● ЧТО НУЖНО СДЕЛАТЬ:
1 > Переведите на английский язык предложение из отрывка: «Рич вырос в театральной семье и исполнял итальянские пантомимы на подмостках лондонских театров».
2 > Выведите, пожалуйста, без изменений всё из отрывка, начиная со слов «Однако Стил столкнулся» и ниже, вплоть до слов «имела кассовый успех14.».

● ПРЕДЛОЖЕННЫЙ ОТРЫВОК:
+-------+
Однако Стил столкнулся с серьезными трудностями. Недостаточно быть добродетельным или порядочным – нужно продавать билеты и, по выражению Кольера, «обеспечить большинство из толпы». Его ожидала жестокая конкуренция с итальянской оперой, а главное, с театром «Линкольнс-Инн-Филдс» Джона Рича. Рич вырос в театральной семье и исполнял итальянские пантомимы на подмостках лондонских театров. Практичный и сообразительный, он знал, что будет продаваться, и заранее выбрасывал дешевые билеты, собирая очереди на представления, которые позднее один критик заклеймил как «огромное количество гармоничного вздора». Однако постановка «Любовных похождений Марса и Венеры» Уивера сделала, казалось, невозможное: она была серьезной и имела кассовый успех14.
На что это было похоже? Насколько известно, балет представлял собой серьезную пантомиму на музыку Генри Саймондса, хотя в угоду царившим вкусам в действие были введены комические Циклопы. Спектакль был целомудренным: исполнительница роли Венеры, красавица Эстер Сантлоу, отказалась от привычных соблазнительных поз в пользу непорочной и возвышенной «изящности». В спектакле не было пения, пояснительных надписей, знакомых мелодий, смысл происходящего передавался исключительно «упорядоченными жестами» и основными выражениями лица (наподобие масок), выведенными физиономистами, занимавшимися физическим проявлением характера человека и его эмоциональных состояний. Так, ревность изображалась «особым указанием средним пальцем на глаз», гнев – «внезапным ударом правой руки по левой, иногда по груди». Уивер довольно подробно изложил задуманные жесты и движения, подкрепив свое описание обильным цитированием античных источников15.
Джон Рич в отместку не замедлил поставить пародию, дерзко озаглавленную «Марс и Венера, или Мышеловка», где все серьезные партии исполнялись в презираемом итальянском акробатическом стиле. В следующем году Уивер и Стил ответили на выпад «Орфеем и Эвредикой», приложив 25-страничную программу, изобилующую ссылками на Овидия и Вергилия. Постановка не получила успеха, и со временем Стил был вынужден все больше подчиняться массовым вкусам – вводить трюки, фокусы, похотливые комические приемы. Осознав свое поражение, Уивер покинул театр в 1721 году; к этому времени эксперимент, затеянный двумя единомышленниками, выдохся, и «Друри-Лейн» неумолимо стал скатываться к низкопробным развлекательным пантомимам, которые в свое время привели к успеху их конкурента. В 1728 году Уивер на короткое время снова проявился и написал резкое напыщенное сочинение о своем серьезном театре пантомимы, но остался неуслышанным. В следующем году Стил умер, и Уивер все чаще уединялся в Шрусбери, замыкаясь в частной жизни. Он руководил своей школой, где преподавал танец и репетировал пантомимы из ностальгических времен «Друри-Лейна» до самой (оставшейся незамеченной) кончины в 1760 году.
+-------+
● ИСХОДНЫЕ ДАННЫЕ:
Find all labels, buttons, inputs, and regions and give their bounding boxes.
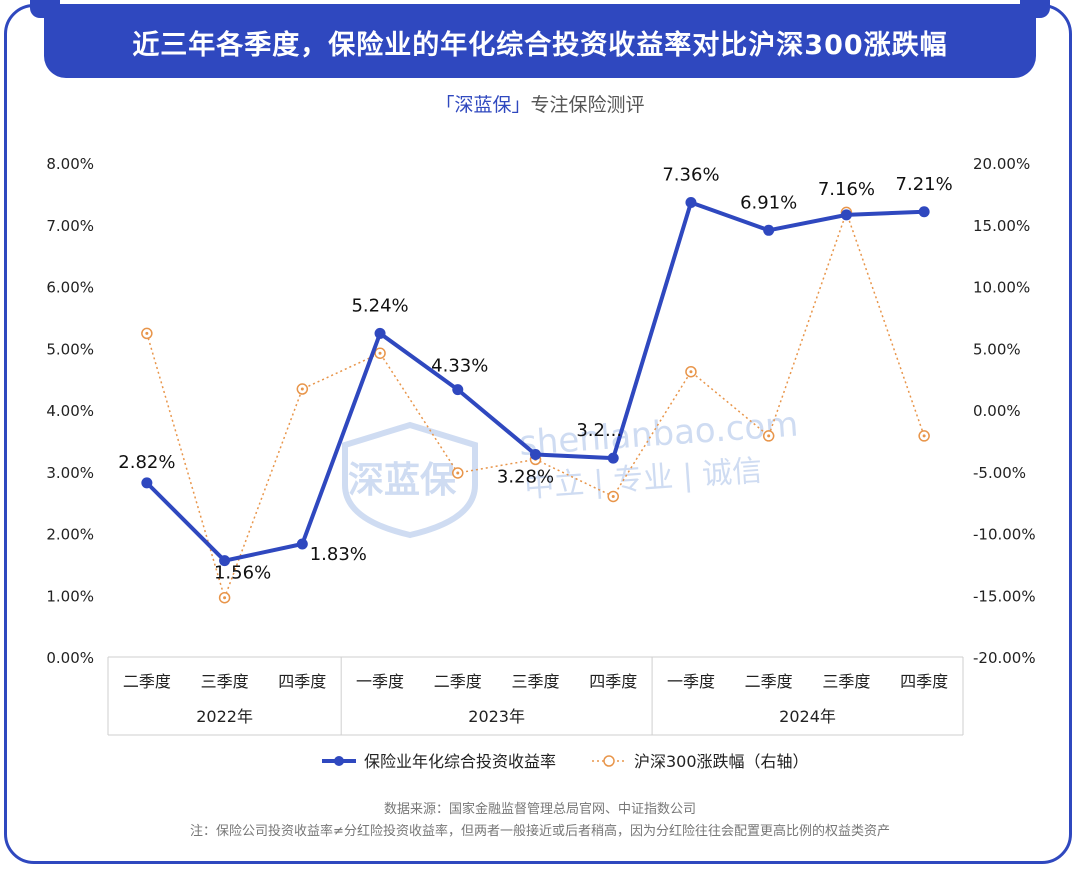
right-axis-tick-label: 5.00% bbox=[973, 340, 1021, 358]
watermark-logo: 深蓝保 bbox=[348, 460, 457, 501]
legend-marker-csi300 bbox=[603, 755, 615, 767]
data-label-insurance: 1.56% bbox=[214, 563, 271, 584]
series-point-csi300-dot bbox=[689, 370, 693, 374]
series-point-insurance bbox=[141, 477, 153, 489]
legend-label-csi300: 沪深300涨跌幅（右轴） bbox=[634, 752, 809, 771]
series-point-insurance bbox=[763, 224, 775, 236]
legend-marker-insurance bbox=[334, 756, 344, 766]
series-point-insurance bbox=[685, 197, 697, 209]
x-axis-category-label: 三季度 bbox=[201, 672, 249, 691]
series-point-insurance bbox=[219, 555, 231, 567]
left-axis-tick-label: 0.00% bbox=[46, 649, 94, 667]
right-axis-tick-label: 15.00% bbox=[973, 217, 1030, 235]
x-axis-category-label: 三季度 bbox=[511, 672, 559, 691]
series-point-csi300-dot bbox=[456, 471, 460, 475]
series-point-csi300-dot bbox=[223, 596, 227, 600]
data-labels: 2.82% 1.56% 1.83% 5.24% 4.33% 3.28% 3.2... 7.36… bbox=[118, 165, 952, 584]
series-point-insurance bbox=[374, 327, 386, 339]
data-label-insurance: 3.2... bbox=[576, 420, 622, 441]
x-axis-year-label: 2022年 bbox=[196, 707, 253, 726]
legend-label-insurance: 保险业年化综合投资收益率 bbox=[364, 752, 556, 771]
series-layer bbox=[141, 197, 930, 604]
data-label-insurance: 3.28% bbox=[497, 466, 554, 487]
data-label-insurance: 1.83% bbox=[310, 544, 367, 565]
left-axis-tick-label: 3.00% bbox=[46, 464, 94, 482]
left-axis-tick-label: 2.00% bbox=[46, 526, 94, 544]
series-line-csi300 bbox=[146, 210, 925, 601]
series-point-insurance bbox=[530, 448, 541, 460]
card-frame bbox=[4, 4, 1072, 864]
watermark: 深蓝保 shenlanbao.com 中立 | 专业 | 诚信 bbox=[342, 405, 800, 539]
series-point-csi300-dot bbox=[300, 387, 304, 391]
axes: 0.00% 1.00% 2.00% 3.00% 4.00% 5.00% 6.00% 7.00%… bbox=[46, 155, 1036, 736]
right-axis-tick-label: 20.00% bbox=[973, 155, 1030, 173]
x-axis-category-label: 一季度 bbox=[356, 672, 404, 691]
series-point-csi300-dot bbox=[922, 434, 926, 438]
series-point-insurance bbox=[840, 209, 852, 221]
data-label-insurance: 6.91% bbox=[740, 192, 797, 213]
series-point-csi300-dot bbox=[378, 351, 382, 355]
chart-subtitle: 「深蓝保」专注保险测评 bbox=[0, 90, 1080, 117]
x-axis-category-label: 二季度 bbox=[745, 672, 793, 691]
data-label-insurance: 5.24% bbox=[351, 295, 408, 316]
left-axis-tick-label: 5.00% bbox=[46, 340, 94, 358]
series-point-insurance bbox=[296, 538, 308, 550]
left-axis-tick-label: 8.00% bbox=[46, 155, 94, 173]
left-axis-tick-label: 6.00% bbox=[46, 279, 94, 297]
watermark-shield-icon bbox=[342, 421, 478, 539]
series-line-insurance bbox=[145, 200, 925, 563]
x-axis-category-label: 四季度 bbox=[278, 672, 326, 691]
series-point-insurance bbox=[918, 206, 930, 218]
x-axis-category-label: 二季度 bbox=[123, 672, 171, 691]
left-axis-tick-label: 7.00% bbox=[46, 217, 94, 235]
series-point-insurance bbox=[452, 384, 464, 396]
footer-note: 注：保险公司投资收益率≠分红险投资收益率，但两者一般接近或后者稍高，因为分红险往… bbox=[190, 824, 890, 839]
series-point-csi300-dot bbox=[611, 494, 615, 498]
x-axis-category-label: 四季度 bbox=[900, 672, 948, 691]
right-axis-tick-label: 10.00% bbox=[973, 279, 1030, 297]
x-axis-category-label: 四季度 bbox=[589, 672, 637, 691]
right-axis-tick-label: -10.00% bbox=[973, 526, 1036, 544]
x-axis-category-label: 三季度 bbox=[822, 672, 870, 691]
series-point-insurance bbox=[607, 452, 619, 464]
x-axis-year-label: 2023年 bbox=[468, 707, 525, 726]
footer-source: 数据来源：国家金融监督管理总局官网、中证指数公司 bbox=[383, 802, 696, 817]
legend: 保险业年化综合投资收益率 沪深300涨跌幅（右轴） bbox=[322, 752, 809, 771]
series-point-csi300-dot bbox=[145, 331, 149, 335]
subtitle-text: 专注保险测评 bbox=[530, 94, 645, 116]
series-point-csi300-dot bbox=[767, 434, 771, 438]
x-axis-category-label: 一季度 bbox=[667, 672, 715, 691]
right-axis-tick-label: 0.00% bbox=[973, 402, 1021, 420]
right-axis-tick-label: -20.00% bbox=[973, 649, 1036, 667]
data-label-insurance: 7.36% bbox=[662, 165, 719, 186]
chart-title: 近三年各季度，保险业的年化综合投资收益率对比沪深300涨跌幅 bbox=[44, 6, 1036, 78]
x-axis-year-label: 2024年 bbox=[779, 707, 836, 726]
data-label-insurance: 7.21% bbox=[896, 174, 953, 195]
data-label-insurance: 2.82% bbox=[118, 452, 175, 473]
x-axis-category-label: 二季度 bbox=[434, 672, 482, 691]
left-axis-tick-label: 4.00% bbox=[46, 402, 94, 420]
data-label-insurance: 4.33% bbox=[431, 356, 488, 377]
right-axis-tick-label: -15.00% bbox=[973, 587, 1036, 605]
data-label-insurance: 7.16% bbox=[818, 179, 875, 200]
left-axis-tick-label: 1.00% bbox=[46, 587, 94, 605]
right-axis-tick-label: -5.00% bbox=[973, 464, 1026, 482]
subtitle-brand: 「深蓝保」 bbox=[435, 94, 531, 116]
+-------+
● ОТВЕТЫ К ЗАДАНИЯМ:
1 > Rich grew up in a theatrical family and performed Italian pantomimes on the stages of London theaters.

2 >
Однако Стил столкнулся с серьезными трудностями. Недостаточно быть добродетельным или порядочным – нужно продавать билеты и, по выражению Кольера, «обеспечить большинство из толпы». Его ожидала жестокая конкуренция с итальянской оперой, а главное, с театром «Линкольнс-Инн-Филдс» Джона Рича. Рич вырос в театральной семье и исполнял итальянские пантомимы на подмостках лондонских театров. Практичный и сообразительный, он знал, что будет продаваться, и заранее выбрасывал дешевые билеты, собирая очереди на представления, которые позднее один критик заклеймил как «огромное количество гармоничного вздора». Однако постановка «Любовных похождений Марса и Венеры» Уивера сделала, казалось, невозможное: она была серьезной и имела кассовый успех14.